>> START Items

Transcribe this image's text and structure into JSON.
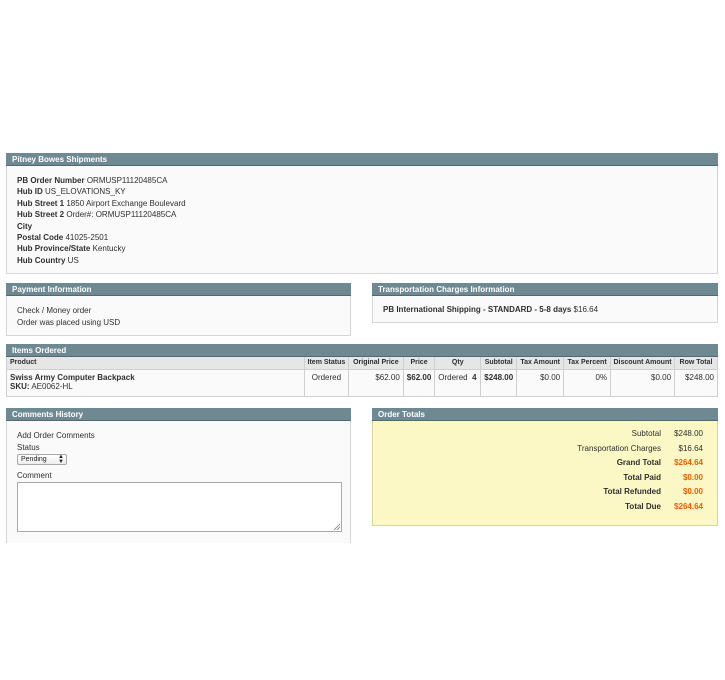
{
  "pitney_bowes": {
    "title": "Pitney Bowes Shipments",
    "rows": [
      {
        "label": "PB Order Number",
        "value": "ORMUSP11120485CA"
      },
      {
        "label": "Hub ID",
        "value": "US_ELOVATIONS_KY"
      },
      {
        "label": "Hub Street 1",
        "value": "1850 Airport Exchange Boulevard"
      },
      {
        "label": "Hub Street 2",
        "value": "Order#: ORMUSP11120485CA"
      },
      {
        "label": "City",
        "value": ""
      },
      {
        "label": "Postal Code",
        "value": "41025-2501"
      },
      {
        "label": "Hub Province/State",
        "value": "Kentucky"
      },
      {
        "label": "Hub Country",
        "value": "US"
      }
    ]
  },
  "payment": {
    "title": "Payment Information",
    "method": "Check / Money order",
    "note": "Order was placed using USD"
  },
  "transport": {
    "title": "Transportation Charges Information",
    "method": "PB International Shipping - STANDARD - 5-8 days",
    "price": "$16.64"
  },
  "items": {
    "title": "Items Ordered",
    "columns": [
      "Product",
      "Item Status",
      "Original Price",
      "Price",
      "Qty",
      "Subtotal",
      "Tax Amount",
      "Tax Percent",
      "Discount Amount",
      "Row Total"
    ],
    "rows": [
      {
        "product": "Swiss Army Computer Backpack",
        "sku_label": "SKU:",
        "sku": "AE0062-HL",
        "status": "Ordered",
        "original_price": "$62.00",
        "price": "$62.00",
        "qty_label": "Ordered",
        "qty": "4",
        "subtotal": "$248.00",
        "tax_amount": "$0.00",
        "tax_percent": "0%",
        "discount": "$0.00",
        "row_total": "$248.00"
      }
    ]
  },
  "comments": {
    "title": "Comments History",
    "add_label": "Add Order Comments",
    "status_label": "Status",
    "status_value": "Pending",
    "comment_label": "Comment"
  },
  "totals": {
    "title": "Order Totals",
    "rows": [
      {
        "label": "Subtotal",
        "value": "$248.00"
      },
      {
        "label": "Transportation Charges",
        "value": "$16.64"
      },
      {
        "label": "Grand Total",
        "value": "$264.64"
      },
      {
        "label": "Total Paid",
        "value": "$0.00"
      },
      {
        "label": "Total Refunded",
        "value": "$0.00"
      },
      {
        "label": "Total Due",
        "value": "$264.64"
      }
    ]
  },
  "colors": {
    "header_bg": "#6f8992",
    "totals_bg": "#fbf8c6",
    "accent_orange": "#eb5e00"
  }
}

>> END Items

* **Short exercise**: How many of the lines in the listing above hold the word "Street"? Report only that figure.

* **Output of the exercise**: 2